Challenge: Transcribe the material below exactly as it appears.

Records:
· · · · · · ·
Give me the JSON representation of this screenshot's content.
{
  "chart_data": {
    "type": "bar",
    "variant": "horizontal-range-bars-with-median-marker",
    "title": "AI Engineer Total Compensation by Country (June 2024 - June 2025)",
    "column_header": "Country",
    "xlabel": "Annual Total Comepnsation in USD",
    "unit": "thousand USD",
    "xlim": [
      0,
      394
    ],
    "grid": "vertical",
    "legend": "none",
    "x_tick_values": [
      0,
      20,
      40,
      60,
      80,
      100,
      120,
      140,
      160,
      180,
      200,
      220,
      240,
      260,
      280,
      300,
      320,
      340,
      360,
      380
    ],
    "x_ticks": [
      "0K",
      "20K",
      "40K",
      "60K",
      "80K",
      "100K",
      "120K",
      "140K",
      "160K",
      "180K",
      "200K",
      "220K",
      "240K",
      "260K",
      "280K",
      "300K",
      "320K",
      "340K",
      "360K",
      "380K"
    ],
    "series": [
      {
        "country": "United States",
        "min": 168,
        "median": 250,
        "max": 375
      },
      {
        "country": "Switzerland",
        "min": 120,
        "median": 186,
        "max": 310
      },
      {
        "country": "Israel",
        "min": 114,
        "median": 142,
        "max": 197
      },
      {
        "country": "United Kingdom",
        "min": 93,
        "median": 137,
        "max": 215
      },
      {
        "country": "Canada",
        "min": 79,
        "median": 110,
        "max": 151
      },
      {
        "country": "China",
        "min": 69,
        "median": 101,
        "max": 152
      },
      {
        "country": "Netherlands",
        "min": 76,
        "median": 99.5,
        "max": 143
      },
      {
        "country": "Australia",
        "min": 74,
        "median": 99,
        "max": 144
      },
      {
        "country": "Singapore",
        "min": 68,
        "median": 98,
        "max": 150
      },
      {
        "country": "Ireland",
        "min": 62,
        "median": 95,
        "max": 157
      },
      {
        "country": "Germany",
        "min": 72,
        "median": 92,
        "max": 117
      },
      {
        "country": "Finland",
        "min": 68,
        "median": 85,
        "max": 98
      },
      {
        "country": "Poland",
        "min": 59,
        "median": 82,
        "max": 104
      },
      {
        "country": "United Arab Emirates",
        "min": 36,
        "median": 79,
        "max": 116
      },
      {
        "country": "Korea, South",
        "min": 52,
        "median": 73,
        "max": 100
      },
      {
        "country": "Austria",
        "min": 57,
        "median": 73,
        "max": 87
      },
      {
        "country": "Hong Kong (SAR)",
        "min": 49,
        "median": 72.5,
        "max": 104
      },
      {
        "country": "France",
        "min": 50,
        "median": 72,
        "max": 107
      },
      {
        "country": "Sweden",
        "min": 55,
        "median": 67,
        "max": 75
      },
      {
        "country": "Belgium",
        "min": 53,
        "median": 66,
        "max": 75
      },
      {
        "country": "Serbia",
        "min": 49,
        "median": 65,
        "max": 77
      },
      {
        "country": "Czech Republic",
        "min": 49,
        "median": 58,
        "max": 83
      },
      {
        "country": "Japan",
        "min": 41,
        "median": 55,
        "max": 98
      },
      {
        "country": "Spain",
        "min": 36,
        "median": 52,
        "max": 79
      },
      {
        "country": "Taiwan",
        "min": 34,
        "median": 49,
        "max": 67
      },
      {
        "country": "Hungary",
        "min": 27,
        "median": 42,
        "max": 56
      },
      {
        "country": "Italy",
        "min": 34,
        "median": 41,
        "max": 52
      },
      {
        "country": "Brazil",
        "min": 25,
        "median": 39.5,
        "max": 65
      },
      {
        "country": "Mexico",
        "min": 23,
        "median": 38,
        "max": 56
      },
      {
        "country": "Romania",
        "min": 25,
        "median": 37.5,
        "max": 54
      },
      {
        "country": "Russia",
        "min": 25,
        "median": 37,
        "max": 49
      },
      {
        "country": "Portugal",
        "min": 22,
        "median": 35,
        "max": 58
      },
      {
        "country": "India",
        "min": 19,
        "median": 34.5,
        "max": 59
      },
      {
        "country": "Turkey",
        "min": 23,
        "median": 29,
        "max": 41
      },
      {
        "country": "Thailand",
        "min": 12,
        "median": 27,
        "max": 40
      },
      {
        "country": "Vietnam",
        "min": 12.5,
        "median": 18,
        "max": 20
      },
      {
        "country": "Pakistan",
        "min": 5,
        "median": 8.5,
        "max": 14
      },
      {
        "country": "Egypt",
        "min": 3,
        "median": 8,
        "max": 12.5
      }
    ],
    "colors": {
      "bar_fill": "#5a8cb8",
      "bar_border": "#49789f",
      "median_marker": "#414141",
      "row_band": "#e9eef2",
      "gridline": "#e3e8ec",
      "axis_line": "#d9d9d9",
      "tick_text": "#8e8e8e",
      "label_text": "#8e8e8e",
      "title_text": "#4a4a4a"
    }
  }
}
· · · · · · ·
Task output:
Give me the JSON representation of this screenshot's content.
{
  "chart_data": {
    "type": "bar",
    "variant": "horizontal-range-bars-with-median-marker",
    "title": "AI Engineer Total Compensation by Country (June 2024 - June 2025)",
    "column_header": "Country",
    "xlabel": "Annual Total Comepnsation in USD",
    "unit": "thousand USD",
    "xlim": [
      0,
      394
    ],
    "grid": "vertical",
    "legend": "none",
    "x_tick_values": [
      0,
      20,
      40,
      60,
      80,
      100,
      120,
      140,
      160,
      180,
      200,
      220,
      240,
      260,
      280,
      300,
      320,
      340,
      360,
      380
    ],
    "x_ticks": [
      "0K",
      "20K",
      "40K",
      "60K",
      "80K",
      "100K",
      "120K",
      "140K",
      "160K",
      "180K",
      "200K",
      "220K",
      "240K",
      "260K",
      "280K",
      "300K",
      "320K",
      "340K",
      "360K",
      "380K"
    ],
    "series": [
      {
        "country": "United States",
        "min": 168,
        "median": 250,
        "max": 375
      },
      {
        "country": "Switzerland",
        "min": 120,
        "median": 186,
        "max": 310
      },
      {
        "country": "Israel",
        "min": 114,
        "median": 142,
        "max": 197
      },
      {
        "country": "United Kingdom",
        "min": 93,
        "median": 137,
        "max": 215
      },
      {
        "country": "Canada",
        "min": 79,
        "median": 110,
        "max": 151
      },
      {
        "country": "China",
        "min": 69,
        "median": 101,
        "max": 152
      },
      {
        "country": "Netherlands",
        "min": 76,
        "median": 99.5,
        "max": 143
      },
      {
        "country": "Australia",
        "min": 74,
        "median": 99,
        "max": 144
      },
      {
        "country": "Singapore",
        "min": 68,
        "median": 98,
        "max": 150
      },
      {
        "country": "Ireland",
        "min": 62,
        "median": 95,
        "max": 157
      },
      {
        "country": "Germany",
        "min": 72,
        "median": 92,
        "max": 117
      },
      {
        "country": "Finland",
        "min": 68,
        "median": 85,
        "max": 98
      },
      {
        "country": "Poland",
        "min": 59,
        "median": 82,
        "max": 104
      },
      {
        "country": "United Arab Emirates",
        "min": 36,
        "median": 79,
        "max": 116
      },
      {
        "country": "Korea, South",
        "min": 52,
        "median": 73,
        "max": 100
      },
      {
        "country": "Austria",
        "min": 57,
        "median": 73,
        "max": 87
      },
      {
        "country": "Hong Kong (SAR)",
        "min": 49,
        "median": 72.5,
        "max": 104
      },
      {
        "country": "France",
        "min": 50,
        "median": 72,
        "max": 107
      },
      {
        "country": "Sweden",
        "min": 55,
        "median": 67,
        "max": 75
      },
      {
        "country": "Belgium",
        "min": 53,
        "median": 66,
        "max": 75
      },
      {
        "country": "Serbia",
        "min": 49,
        "median": 65,
        "max": 77
      },
      {
        "country": "Czech Republic",
        "min": 49,
        "median": 58,
        "max": 83
      },
      {
        "country": "Japan",
        "min": 41,
        "median": 55,
        "max": 98
      },
      {
        "country": "Spain",
        "min": 36,
        "median": 52,
        "max": 79
      },
      {
        "country": "Taiwan",
        "min": 34,
        "median": 49,
        "max": 67
      },
      {
        "country": "Hungary",
        "min": 27,
        "median": 42,
        "max": 56
      },
      {
        "country": "Italy",
        "min": 34,
        "median": 41,
        "max": 52
      },
      {
        "country": "Brazil",
        "min": 25,
        "median": 39.5,
        "max": 65
      },
      {
        "country": "Mexico",
        "min": 23,
        "median": 38,
        "max": 56
      },
      {
        "country": "Romania",
        "min": 25,
        "median": 37.5,
        "max": 54
      },
      {
        "country": "Russia",
        "min": 25,
        "median": 37,
        "max": 49
      },
      {
        "country": "Portugal",
        "min": 22,
        "median": 35,
        "max": 58
      },
      {
        "country": "India",
        "min": 19,
        "median": 34.5,
        "max": 59
      },
      {
        "country": "Turkey",
        "min": 23,
        "median": 29,
        "max": 41
      },
      {
        "country": "Thailand",
        "min": 12,
        "median": 27,
        "max": 40
      },
      {
        "country": "Vietnam",
        "min": 12.5,
        "median": 18,
        "max": 20
      },
      {
        "country": "Pakistan",
        "min": 5,
        "median": 8.5,
        "max": 14
      },
      {
        "country": "Egypt",
        "min": 3,
        "median": 8,
        "max": 12.5
      }
    ],
    "colors": {
      "bar_fill": "#5a8cb8",
      "bar_border": "#49789f",
      "median_marker": "#414141",
      "row_band": "#e9eef2",
      "gridline": "#e3e8ec",
      "axis_line": "#d9d9d9",
      "tick_text": "#8e8e8e",
      "label_text": "#8e8e8e",
      "title_text": "#4a4a4a"
    }
  }
}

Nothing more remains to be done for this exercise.